Job | Gather from the material every line that contains the string "JSON".

**** Records to use

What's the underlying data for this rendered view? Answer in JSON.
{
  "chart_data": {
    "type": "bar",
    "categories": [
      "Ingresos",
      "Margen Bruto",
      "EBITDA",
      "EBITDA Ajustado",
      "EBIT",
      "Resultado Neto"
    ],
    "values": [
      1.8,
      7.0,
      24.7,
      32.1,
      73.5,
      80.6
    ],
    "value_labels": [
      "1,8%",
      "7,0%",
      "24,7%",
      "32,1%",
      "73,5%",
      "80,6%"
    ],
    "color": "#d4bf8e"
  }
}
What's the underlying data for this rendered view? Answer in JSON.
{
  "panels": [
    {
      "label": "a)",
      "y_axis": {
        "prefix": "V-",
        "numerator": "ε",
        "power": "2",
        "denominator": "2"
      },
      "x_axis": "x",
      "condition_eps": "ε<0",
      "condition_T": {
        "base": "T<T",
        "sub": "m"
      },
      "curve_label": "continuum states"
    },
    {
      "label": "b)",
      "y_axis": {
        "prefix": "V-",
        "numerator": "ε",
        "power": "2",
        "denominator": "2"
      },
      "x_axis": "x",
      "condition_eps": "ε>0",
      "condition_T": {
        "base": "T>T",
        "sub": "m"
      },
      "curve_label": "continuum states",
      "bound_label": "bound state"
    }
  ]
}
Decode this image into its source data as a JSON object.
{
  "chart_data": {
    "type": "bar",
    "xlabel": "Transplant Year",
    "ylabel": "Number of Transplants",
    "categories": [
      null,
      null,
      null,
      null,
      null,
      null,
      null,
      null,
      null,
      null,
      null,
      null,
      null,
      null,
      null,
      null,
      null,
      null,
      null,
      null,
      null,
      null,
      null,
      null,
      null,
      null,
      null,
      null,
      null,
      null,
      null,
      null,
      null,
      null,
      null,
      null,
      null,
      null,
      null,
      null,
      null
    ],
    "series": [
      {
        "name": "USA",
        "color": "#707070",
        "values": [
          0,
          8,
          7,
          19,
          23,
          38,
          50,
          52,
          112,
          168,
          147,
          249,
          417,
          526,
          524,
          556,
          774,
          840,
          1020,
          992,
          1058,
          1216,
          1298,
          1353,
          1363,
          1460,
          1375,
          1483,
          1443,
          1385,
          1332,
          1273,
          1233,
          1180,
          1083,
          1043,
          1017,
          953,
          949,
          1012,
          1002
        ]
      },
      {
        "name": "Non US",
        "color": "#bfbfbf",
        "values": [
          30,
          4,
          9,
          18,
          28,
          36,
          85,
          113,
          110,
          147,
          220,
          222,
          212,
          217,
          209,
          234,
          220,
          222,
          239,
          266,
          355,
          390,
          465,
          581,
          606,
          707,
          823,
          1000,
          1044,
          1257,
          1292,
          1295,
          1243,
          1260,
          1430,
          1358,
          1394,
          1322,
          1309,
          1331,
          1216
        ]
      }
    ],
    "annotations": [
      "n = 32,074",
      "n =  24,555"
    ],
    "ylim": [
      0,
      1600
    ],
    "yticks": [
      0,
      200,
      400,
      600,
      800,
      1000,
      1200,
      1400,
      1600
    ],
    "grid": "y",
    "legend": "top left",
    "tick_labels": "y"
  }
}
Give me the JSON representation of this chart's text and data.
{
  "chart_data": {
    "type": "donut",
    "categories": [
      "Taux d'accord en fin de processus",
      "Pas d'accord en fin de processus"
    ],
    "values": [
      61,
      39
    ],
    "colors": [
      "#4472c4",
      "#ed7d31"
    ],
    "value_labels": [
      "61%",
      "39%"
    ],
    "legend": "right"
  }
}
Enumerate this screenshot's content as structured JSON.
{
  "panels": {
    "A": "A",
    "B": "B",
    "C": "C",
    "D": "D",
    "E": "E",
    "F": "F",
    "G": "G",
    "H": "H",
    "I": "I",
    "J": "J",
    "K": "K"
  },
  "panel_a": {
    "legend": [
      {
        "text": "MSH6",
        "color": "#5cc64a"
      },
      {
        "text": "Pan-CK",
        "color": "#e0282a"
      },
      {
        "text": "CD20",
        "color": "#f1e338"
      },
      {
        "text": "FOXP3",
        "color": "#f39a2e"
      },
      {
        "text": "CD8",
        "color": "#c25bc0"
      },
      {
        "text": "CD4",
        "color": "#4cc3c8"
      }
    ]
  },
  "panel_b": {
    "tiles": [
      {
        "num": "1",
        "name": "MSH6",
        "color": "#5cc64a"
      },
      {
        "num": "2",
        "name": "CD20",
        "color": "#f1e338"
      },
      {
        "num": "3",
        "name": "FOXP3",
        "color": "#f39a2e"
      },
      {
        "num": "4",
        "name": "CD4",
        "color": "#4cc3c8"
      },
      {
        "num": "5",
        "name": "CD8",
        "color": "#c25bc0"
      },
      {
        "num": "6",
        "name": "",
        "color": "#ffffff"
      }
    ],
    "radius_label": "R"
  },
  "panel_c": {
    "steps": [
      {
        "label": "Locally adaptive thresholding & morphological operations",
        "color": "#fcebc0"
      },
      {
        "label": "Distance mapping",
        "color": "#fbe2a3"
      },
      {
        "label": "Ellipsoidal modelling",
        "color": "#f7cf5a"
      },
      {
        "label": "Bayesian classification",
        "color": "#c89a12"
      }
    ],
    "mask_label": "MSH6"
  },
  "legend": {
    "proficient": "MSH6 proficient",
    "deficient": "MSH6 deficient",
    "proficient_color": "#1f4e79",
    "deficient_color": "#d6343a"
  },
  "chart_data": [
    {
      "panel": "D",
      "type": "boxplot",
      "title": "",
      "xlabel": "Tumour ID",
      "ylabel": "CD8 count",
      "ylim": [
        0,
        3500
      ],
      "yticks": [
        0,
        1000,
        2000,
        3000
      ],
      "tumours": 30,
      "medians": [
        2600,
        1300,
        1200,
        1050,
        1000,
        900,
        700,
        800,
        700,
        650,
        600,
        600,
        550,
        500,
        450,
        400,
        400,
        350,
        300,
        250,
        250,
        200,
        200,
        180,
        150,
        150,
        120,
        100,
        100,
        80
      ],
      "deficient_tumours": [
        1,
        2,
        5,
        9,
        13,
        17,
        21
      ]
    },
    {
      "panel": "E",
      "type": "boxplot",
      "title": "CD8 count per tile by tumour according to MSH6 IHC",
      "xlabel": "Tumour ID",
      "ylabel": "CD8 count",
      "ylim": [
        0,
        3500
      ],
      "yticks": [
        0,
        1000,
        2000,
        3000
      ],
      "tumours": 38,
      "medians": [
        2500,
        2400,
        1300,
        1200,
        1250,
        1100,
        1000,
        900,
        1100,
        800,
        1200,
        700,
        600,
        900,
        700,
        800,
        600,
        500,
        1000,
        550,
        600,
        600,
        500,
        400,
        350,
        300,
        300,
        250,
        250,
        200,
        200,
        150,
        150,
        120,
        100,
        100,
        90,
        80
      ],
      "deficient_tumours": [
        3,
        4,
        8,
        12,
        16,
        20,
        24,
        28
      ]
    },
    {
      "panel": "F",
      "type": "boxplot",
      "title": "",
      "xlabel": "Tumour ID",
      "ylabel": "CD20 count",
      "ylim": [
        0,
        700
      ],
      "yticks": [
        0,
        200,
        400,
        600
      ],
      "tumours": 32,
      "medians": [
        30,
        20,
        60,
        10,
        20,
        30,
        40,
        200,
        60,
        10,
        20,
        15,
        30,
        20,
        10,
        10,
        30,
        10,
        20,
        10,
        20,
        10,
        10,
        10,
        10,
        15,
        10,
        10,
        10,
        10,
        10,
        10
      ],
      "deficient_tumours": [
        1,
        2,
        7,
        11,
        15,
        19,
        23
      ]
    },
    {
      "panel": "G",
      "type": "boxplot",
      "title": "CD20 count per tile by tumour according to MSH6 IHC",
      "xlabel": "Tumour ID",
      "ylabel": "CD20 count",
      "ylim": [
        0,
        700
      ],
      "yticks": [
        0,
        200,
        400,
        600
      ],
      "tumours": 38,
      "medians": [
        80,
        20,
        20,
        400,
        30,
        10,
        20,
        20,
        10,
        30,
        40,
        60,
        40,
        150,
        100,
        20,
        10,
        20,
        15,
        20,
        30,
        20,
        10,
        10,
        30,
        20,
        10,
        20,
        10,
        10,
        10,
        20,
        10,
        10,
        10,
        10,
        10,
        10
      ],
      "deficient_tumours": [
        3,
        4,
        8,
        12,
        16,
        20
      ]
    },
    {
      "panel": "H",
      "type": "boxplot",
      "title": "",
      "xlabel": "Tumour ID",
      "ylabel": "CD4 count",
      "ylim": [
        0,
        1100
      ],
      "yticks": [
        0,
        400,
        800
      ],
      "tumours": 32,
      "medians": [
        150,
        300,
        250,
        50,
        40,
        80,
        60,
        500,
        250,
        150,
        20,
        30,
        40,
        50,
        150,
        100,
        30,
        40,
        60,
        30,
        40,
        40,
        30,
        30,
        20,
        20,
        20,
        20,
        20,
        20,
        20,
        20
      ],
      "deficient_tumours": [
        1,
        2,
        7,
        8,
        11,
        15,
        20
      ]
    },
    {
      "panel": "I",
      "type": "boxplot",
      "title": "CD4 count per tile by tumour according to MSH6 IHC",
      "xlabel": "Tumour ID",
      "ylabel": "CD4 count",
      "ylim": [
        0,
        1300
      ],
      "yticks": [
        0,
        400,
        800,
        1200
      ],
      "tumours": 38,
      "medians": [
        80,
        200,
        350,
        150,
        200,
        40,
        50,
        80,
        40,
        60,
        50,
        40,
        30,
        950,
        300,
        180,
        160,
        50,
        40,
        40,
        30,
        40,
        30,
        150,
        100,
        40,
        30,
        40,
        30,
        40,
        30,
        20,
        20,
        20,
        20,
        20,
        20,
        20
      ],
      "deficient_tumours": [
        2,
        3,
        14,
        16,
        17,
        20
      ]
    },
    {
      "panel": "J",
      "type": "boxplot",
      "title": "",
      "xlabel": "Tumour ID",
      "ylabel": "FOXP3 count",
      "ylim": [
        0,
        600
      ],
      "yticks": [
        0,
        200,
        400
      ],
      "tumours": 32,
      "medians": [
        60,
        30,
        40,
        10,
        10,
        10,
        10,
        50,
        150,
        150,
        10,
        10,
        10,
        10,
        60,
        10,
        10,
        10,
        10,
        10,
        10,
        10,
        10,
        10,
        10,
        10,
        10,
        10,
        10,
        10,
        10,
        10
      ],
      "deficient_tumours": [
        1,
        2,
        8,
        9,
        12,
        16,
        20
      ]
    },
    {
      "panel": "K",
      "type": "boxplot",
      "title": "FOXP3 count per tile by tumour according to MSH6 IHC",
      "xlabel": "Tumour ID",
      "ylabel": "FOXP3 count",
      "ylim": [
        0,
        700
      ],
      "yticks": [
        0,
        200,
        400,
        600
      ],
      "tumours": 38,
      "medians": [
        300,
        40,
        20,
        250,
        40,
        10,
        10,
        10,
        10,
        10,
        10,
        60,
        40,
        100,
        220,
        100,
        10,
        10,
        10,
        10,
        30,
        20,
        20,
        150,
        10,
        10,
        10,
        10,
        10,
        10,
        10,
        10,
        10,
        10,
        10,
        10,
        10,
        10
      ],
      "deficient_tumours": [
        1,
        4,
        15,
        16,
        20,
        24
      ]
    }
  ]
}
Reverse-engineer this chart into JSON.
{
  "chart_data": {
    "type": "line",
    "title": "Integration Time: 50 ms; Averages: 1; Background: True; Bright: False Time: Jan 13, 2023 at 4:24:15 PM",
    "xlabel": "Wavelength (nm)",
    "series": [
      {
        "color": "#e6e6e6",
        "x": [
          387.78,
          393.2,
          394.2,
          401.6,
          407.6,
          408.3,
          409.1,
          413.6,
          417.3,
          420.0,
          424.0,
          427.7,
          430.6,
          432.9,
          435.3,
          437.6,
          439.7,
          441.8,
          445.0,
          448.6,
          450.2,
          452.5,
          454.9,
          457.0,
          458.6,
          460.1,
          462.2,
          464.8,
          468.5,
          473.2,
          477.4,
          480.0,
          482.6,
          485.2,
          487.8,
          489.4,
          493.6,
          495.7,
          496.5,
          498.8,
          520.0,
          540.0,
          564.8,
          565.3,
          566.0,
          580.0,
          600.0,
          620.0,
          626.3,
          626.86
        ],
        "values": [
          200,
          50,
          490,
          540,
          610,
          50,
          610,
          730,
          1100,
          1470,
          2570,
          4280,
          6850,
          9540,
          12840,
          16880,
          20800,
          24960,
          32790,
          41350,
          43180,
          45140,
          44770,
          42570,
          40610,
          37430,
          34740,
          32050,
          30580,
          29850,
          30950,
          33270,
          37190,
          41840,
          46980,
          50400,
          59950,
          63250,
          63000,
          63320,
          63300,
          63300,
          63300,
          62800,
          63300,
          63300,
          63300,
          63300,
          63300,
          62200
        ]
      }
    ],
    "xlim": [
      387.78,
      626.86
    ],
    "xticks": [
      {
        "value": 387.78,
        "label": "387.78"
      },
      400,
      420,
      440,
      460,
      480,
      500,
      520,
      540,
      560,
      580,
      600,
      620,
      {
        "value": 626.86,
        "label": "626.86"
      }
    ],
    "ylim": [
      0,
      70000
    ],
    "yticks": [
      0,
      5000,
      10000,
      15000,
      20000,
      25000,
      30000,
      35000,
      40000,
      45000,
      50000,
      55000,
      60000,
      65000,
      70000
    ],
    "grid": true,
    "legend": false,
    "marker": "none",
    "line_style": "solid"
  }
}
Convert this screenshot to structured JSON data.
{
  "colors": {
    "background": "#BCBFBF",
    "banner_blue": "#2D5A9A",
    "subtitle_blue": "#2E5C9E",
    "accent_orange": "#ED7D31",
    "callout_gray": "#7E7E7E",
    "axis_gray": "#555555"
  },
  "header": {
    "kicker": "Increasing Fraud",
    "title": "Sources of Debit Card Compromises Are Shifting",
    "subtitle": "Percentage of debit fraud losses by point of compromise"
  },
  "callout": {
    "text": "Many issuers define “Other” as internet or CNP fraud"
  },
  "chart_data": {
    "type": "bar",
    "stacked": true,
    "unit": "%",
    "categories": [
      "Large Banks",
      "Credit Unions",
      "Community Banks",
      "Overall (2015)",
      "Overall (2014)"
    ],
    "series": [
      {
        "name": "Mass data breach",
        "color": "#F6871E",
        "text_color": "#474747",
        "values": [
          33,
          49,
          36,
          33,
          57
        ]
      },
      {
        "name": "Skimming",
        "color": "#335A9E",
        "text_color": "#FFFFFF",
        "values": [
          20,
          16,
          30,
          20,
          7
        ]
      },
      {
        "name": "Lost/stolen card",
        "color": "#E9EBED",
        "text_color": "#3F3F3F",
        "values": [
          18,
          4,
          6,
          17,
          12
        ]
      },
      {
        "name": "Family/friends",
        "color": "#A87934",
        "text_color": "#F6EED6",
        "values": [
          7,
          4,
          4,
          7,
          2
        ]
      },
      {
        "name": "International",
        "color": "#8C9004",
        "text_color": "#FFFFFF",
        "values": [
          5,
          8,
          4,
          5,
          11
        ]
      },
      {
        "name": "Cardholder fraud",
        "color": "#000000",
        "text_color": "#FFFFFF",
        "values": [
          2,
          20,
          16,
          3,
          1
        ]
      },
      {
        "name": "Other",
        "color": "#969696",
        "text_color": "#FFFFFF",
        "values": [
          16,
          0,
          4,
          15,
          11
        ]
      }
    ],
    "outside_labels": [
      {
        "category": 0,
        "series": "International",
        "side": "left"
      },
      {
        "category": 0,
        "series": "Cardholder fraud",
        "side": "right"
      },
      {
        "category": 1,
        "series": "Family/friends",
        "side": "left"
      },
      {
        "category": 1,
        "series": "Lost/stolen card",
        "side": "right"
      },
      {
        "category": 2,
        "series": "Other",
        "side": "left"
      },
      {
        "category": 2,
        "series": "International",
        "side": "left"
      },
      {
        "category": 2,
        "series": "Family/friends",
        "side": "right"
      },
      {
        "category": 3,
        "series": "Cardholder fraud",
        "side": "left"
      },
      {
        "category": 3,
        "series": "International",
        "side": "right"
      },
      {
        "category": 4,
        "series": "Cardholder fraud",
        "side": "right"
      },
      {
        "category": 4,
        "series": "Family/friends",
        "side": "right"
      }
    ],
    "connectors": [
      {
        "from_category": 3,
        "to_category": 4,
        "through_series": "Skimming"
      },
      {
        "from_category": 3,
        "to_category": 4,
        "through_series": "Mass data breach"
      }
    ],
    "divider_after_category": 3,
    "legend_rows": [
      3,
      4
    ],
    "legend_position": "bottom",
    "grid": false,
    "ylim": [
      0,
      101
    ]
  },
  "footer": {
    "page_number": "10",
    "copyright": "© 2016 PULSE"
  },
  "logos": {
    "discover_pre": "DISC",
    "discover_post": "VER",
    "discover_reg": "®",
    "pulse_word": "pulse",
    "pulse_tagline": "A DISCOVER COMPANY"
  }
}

********

Correct result |
What's the underlying data for this rendered view? Answer in JSON.
What's the underlying data for this rendered view? Answer in JSON.
Decode this image into its source data as a JSON object.
Give me the JSON representation of this chart's text and data.
Enumerate this screenshot's content as structured JSON.
Reverse-engineer this chart into JSON.
Convert this screenshot to structured JSON data.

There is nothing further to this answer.